When the teacher came back to tell me this she said, "Can you imagine getting paid a million dollars a day just to count bandaids??"

I wanted to say, "No! Can you imagine being paid 40K just to line kids up and watch them play on the playground??"

All of this "I should've said this but I thought of it later" reminds of the Jerk Store episode from Seinfeld where Constanza thought of a real zinger hours later and was like, "Oh, yeah? Well, the jerk store called and they ran out of you!"

Specializes in Case Manager/Administrator.

My graduate thesis was geriatrics and I love working in Skilled Nursing facilities. I was introduced once to a CEO of an IT company as a geriatric nurse ( I am also a NHA and past experience as an Emergency Room flight nurse), he then asked me your a nurse then why can't you make it in a real hospital.

I did not say anything to him, I just shook my head and walked away. 2 years later he had an emergency...and ended up in a SNF acute-rehab he did not even recognize me, or know who I was. I never told him but he did receive great care.

Specializes in LTC, Rehab.

Somehow 'why can't you make it in a real hospital' reminded me of this: I heard someone on 'Wait Wait, Don't Tell Me' (on NPR) a while back saying, when someone mentioned a nurse giving flu shots at a company, 'You wonder what kind of nurse she is'. I thought uh, she (or he) might just be doing a one-day gig to make some extra money. Far too many people are SO quick to assume all kinds of things about someone else these days.

Specializes in Hospice, corrections, psychiatry, rehab, LTC.
There is this arrogance that the only "real" nurses work in hospitals and ICU nurses somehow are up at the top. LTC and others are seen as somehow less.

This triggered another memory. During my brief (but not brief enough) foray into LTC, once I had an elderly female who had fallen. I knew that her hip was fractured, because we had an on-site x-ray done and we had gotten the results. I called a hospital near the facility to call in report because we were sending the patient over. Obviously an "elite" ER nurse getting report from a "lowly" LTC nurse.

- [QUESTIONS]
**a.** Reproduce the stretch of the nursing forum text from "All of this" through "a real hospital.".
**b.** Carry on the nursing forum text, starting right after its last sentence.

- [DATASET EXCERPTS]
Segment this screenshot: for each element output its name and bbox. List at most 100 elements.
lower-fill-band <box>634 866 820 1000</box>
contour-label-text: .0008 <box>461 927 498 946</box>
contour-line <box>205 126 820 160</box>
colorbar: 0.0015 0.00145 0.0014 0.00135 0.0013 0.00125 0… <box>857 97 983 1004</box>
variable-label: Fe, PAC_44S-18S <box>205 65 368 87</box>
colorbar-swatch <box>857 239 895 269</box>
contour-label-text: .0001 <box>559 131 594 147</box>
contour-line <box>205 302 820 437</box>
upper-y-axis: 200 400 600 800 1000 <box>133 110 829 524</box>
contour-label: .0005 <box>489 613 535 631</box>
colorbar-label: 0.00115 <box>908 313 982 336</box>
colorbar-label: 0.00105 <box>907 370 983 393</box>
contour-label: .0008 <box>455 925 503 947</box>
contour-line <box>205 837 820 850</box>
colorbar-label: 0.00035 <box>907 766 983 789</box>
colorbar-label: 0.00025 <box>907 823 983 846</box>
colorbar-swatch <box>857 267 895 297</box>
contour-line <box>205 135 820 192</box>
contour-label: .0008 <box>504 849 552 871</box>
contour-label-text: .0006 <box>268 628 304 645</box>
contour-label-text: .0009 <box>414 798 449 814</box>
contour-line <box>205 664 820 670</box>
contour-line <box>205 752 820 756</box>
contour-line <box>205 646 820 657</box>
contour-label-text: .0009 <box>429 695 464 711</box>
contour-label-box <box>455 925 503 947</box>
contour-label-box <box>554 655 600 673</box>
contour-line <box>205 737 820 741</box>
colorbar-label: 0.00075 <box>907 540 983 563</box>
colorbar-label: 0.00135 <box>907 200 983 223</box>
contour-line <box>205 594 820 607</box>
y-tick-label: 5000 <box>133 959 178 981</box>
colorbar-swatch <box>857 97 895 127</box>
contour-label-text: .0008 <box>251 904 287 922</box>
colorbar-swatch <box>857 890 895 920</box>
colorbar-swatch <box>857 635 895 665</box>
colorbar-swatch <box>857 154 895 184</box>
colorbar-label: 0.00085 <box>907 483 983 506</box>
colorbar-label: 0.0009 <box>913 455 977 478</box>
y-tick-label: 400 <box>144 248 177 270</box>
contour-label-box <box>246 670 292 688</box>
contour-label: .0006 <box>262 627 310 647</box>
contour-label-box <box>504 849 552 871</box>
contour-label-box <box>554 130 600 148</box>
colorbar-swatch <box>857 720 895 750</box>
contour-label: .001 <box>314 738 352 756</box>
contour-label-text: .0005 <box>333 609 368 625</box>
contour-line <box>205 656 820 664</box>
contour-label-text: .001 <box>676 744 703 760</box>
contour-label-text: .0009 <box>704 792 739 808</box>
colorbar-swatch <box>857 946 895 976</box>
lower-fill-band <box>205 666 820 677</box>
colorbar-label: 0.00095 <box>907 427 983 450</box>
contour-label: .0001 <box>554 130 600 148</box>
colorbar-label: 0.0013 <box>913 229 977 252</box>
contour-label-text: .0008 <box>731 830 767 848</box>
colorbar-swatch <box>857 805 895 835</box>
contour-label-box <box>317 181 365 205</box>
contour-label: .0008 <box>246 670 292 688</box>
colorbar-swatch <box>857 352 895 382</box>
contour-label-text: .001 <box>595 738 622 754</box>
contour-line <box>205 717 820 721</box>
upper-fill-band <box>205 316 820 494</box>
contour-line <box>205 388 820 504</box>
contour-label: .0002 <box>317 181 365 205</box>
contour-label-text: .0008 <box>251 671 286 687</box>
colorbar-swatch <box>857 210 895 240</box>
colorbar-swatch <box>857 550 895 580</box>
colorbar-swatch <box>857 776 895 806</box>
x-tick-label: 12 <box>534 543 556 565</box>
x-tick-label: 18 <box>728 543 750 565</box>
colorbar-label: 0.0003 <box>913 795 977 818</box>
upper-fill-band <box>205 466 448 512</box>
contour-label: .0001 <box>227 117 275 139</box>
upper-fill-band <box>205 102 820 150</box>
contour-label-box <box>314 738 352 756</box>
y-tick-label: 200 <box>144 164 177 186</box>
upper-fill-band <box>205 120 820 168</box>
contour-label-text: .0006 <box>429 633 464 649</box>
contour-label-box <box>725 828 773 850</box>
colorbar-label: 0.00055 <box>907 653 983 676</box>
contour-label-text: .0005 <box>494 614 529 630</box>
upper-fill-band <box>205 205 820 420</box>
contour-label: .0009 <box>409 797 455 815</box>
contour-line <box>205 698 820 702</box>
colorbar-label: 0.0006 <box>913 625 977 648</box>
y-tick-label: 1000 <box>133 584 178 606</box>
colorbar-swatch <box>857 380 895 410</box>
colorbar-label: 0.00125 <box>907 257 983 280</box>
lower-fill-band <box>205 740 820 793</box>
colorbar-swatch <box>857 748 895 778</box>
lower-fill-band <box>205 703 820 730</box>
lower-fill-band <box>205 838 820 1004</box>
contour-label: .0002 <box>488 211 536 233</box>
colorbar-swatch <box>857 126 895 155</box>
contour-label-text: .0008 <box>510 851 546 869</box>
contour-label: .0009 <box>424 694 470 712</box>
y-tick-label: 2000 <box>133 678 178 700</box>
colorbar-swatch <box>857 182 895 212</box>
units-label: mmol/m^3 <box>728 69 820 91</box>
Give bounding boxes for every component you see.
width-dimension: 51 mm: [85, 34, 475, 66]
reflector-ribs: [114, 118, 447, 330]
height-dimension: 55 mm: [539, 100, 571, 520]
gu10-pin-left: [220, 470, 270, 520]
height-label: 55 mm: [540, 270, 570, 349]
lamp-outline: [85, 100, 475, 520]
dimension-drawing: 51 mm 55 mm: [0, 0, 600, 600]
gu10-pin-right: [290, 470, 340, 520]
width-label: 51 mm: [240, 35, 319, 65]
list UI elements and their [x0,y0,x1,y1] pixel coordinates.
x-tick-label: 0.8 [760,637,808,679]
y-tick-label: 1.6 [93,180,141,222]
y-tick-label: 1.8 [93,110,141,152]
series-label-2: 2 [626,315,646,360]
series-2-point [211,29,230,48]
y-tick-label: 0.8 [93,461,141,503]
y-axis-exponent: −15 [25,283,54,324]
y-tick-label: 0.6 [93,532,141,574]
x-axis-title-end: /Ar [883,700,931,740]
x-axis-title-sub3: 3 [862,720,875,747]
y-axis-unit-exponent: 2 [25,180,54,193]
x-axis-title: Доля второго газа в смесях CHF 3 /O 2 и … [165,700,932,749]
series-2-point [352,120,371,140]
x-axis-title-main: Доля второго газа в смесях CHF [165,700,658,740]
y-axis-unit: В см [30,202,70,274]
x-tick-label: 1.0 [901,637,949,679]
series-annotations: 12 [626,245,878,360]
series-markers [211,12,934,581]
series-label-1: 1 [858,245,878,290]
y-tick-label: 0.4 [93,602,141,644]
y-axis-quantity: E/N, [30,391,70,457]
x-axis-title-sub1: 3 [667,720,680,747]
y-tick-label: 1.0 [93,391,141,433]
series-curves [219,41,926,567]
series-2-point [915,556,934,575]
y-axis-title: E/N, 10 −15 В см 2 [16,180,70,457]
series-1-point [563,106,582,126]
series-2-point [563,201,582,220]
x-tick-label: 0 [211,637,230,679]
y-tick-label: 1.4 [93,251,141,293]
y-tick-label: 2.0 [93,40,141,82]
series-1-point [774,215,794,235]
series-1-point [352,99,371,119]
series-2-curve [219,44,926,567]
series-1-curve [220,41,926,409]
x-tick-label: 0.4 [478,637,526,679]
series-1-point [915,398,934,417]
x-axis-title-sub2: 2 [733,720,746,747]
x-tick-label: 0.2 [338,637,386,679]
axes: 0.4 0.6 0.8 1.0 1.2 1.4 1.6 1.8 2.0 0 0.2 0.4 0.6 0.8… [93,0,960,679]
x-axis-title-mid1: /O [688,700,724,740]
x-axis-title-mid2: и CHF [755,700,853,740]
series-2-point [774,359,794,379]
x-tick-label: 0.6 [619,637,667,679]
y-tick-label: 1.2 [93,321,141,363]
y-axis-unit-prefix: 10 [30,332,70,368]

- [RESPONSES BY TASK]
**a.**
All of this "I should've said this but I thought of it later" reminds of the Jerk Store episode from Seinfeld where Constanza thought of a real zinger hours later and was like, "Oh, yeah? Well, the jerk store called and they ran out of you!"

Specializes in Case Manager/Administrator.

My graduate thesis was geriatrics and I love working in Skilled Nursing facilities. I was introduced once to a CEO of an IT company as a geriatric nurse ( I am also a NHA and past experience as an Emergency Room flight nurse), he then asked me your a nurse then why can't you make it in a real hospital.

**b.**
I gave my report, and I explained that we had already confirmed the fracture by x-ray. I gave the nurse the name of the x-ray company and the name of the interpreting physician. The rest of the conversation went something like this:

ER nurse: What do you expect us to do?

Me: It would be a good idea if you fixed her hip.

The hospital gave her a Lortab and sent her back, stating that their x-rays were "inconclusive" (I had seen our films, and there was a clear break). We wound up sending the patient to another hospital the next day, where her hip was repaired.

Some people are just plain rude! The anesthesiologist came in before my husband's procedure yesterday to go over everything. He leans over, looking over his glasses to look at my badge, and asks, "Oh, where do you work?" He said, "A school nurse...so you're like the 'mall cop' of nurses?" Seriously? #condescendingtwit #blesshisheart

He's just jealous. Or his brain has absorbed too many anesthetic gases. But why jump to conclusions and figure he meant something derogatory?

Mall cops might deal with things that most of us would like to avoid - armed robbery, accidents, suicidal barricaded persons, unattended packages/bomb threats, ill or injured persons, car theft or damage, gang fights, fire, flood, explosions or other malfunction of HVAC or other equipment, theft of merchandise or wheelchairs, and much more. Police work in general can be mundane, just like surgery/recovery, or it can be scary and dangerous - just like surgery and recovery.

You should send him a note and tell him how you feel, though, if it bothers you. And let him know some of the things you can see in a day or during the course of a school year. Not all dramatic or important things take place in Surgery, Recovery, ER, or ICU.

Same with summer camp nursing, which some of you SN's might be headed for this summer. Everything from lots of GI, sunburn, bug bites, and respiratory to stroke or MI in adult staff, serious trauma, serious mental health issues/suicidality, OB/Gyn, and much more. Ailments can involve any body system. If his kids are going to school or camp, he'd better be glad there is or will be a nurse there. remind him of the mission of a school nurse.

Again, though, don't assume he meant it disparagingly.